▸ Requirement
Your output should consist of every record, copied exactly.

[Extracted data entries]
%%

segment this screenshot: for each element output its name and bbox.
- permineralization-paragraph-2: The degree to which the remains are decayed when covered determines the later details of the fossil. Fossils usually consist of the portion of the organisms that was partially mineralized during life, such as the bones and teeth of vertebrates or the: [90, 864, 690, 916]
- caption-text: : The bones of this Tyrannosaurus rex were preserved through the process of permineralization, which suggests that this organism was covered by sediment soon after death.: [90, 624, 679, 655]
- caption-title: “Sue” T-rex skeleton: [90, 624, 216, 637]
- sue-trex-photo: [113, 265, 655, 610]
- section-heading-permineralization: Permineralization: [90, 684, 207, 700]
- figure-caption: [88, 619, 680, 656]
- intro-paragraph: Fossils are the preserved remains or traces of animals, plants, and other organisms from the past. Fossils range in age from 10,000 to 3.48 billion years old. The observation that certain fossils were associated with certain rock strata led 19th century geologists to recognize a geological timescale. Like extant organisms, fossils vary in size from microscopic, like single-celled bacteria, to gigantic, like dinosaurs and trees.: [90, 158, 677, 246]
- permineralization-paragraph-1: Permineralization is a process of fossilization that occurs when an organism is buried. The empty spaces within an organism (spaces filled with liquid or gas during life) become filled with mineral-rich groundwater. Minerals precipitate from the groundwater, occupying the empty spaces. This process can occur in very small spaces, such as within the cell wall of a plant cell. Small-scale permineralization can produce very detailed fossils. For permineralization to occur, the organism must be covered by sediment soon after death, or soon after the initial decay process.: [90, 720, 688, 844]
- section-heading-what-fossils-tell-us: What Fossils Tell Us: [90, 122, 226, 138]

%%

▸ Answer to this exercise
segment this screenshot: for each element output its name and bbox.
- permineralization-paragraph-2: The degree to which the remains are decayed when covered determines the later details of the fossil. Fossils usually consist of the portion of the organisms that was partially mineralized during life, such as the bones and teeth of vertebrates or the: [90, 864, 690, 916]
- caption-text: : The bones of this Tyrannosaurus rex were preserved through the process of permineralization, which suggests that this organism was covered by sediment soon after death.: [90, 624, 679, 655]
- caption-title: “Sue” T-rex skeleton: [90, 624, 216, 637]
- sue-trex-photo: [113, 265, 655, 610]
- section-heading-permineralization: Permineralization: [90, 684, 207, 700]
- figure-caption: [88, 619, 680, 656]
- intro-paragraph: Fossils are the preserved remains or traces of animals, plants, and other organisms from the past. Fossils range in age from 10,000 to 3.48 billion years old. The observation that certain fossils were associated with certain rock strata led 19th century geologists to recognize a geological timescale. Like extant organisms, fossils vary in size from microscopic, like single-celled bacteria, to gigantic, like dinosaurs and trees.: [90, 158, 677, 246]
- permineralization-paragraph-1: Permineralization is a process of fossilization that occurs when an organism is buried. The empty spaces within an organism (spaces filled with liquid or gas during life) become filled with mineral-rich groundwater. Minerals precipitate from the groundwater, occupying the empty spaces. This process can occur in very small spaces, such as within the cell wall of a plant cell. Small-scale permineralization can produce very detailed fossils. For permineralization to occur, the organism must be covered by sediment soon after death, or soon after the initial decay process.: [90, 720, 688, 844]
- section-heading-what-fossils-tell-us: What Fossils Tell Us: [90, 122, 226, 138]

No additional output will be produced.